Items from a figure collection
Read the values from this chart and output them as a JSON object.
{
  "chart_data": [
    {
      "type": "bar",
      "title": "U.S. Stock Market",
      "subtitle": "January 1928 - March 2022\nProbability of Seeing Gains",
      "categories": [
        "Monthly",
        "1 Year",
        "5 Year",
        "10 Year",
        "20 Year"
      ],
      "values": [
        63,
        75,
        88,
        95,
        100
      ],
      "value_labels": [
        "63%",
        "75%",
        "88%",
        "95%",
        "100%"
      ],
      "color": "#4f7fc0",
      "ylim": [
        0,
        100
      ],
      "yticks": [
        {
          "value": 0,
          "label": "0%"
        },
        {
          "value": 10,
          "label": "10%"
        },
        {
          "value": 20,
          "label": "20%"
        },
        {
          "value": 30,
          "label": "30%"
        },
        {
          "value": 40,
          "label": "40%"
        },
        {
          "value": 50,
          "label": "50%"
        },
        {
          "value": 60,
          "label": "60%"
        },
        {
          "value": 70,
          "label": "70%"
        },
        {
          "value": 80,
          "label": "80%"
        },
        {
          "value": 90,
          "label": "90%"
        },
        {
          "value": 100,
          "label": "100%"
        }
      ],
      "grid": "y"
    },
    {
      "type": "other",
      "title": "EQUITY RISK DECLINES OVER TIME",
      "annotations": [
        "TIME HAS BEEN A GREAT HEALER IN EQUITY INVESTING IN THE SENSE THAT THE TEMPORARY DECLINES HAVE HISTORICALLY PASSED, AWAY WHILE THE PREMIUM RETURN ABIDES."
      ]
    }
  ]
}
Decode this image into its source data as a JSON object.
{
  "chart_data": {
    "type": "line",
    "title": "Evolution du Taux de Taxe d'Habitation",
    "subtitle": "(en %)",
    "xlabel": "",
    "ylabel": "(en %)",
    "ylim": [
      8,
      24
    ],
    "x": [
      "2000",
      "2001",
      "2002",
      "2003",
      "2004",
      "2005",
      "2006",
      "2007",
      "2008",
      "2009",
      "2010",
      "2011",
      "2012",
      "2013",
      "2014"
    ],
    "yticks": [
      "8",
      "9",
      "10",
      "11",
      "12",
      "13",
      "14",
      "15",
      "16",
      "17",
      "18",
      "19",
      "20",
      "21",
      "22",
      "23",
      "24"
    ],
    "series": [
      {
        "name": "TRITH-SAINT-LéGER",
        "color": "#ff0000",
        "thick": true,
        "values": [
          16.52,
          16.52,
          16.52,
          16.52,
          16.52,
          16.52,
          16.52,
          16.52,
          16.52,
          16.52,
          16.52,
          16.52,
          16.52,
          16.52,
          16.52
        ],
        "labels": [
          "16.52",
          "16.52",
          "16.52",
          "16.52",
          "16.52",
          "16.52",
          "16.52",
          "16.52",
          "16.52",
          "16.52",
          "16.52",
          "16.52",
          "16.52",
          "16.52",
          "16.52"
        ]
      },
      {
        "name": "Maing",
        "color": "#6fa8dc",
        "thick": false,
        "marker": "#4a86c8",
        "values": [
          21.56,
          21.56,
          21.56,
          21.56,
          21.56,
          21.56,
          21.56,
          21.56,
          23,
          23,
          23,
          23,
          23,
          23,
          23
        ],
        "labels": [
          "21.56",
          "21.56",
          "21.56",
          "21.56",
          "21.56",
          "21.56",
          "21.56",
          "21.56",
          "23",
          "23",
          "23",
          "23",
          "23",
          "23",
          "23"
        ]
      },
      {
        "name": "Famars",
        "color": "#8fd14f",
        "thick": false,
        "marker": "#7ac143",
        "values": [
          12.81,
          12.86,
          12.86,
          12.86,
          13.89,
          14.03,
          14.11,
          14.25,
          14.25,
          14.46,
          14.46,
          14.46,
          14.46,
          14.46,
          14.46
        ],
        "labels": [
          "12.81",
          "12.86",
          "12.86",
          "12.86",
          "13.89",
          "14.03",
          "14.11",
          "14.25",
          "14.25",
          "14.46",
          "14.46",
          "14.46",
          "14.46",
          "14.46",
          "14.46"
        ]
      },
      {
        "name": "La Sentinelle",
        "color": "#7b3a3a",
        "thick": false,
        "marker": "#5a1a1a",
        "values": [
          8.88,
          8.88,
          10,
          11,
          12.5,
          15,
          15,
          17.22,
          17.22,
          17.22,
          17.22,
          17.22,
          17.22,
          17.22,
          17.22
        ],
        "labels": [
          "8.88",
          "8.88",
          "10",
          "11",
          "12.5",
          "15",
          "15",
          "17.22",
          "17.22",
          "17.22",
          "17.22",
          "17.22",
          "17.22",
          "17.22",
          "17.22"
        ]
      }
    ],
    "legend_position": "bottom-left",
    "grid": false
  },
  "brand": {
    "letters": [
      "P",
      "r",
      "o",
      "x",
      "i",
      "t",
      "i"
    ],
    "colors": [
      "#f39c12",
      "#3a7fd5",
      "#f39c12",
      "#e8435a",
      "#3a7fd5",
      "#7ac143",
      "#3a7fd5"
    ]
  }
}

## TASK DETAILS
Report all lines of the data above that include the string "object".

## SOLUTION TO THE PROBLEM
Read the values from this chart and output them as a JSON object.
Decode this image into its source data as a JSON object.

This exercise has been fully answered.